──────── Information shown ────────
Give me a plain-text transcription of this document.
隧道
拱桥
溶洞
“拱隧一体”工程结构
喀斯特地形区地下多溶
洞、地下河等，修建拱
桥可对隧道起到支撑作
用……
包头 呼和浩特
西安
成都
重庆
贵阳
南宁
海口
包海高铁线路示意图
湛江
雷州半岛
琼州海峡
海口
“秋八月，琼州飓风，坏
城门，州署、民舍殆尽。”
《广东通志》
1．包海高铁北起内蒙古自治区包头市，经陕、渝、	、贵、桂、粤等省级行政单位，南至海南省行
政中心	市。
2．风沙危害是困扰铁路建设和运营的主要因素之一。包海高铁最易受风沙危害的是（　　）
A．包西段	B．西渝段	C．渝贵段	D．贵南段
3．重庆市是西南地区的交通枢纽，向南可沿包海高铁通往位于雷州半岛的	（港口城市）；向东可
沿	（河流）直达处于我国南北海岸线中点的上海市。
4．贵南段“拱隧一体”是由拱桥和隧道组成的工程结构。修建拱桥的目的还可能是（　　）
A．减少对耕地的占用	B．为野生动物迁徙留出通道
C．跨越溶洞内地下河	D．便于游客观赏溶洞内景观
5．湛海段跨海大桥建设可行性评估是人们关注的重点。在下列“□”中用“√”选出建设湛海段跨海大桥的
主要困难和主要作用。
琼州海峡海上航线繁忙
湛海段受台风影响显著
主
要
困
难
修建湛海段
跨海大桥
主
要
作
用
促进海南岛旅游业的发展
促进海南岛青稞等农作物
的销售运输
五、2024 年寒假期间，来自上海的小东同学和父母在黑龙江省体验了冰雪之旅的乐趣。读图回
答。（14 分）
────────
• Exercise task
All of the lines above need to be given again exactly.

• Full response
Give me a plain-text transcription of this document.
隧道
拱桥
溶洞
“拱隧一体”工程结构
喀斯特地形区地下多溶
洞、地下河等，修建拱
桥可对隧道起到支撑作
用……
包头 呼和浩特
西安
成都
重庆
贵阳
南宁
海口
包海高铁线路示意图
湛江
雷州半岛
琼州海峡
海口
“秋八月，琼州飓风，坏
城门，州署、民舍殆尽。”
《广东通志》
1．包海高铁北起内蒙古自治区包头市，经陕、渝、	、贵、桂、粤等省级行政单位，南至海南省行
政中心	市。
2．风沙危害是困扰铁路建设和运营的主要因素之一。包海高铁最易受风沙危害的是（　　）
A．包西段	B．西渝段	C．渝贵段	D．贵南段
3．重庆市是西南地区的交通枢纽，向南可沿包海高铁通往位于雷州半岛的	（港口城市）；向东可
沿	（河流）直达处于我国南北海岸线中点的上海市。
4．贵南段“拱隧一体”是由拱桥和隧道组成的工程结构。修建拱桥的目的还可能是（　　）
A．减少对耕地的占用	B．为野生动物迁徙留出通道
C．跨越溶洞内地下河	D．便于游客观赏溶洞内景观
5．湛海段跨海大桥建设可行性评估是人们关注的重点。在下列“□”中用“√”选出建设湛海段跨海大桥的
主要困难和主要作用。
琼州海峡海上航线繁忙
湛海段受台风影响显著
主
要
困
难
修建湛海段
跨海大桥
主
要
作
用
促进海南岛旅游业的发展
促进海南岛青稞等农作物
的销售运输
五、2024 年寒假期间，来自上海的小东同学和父母在黑龙江省体验了冰雪之旅的乐趣。读图回
答。（14 分）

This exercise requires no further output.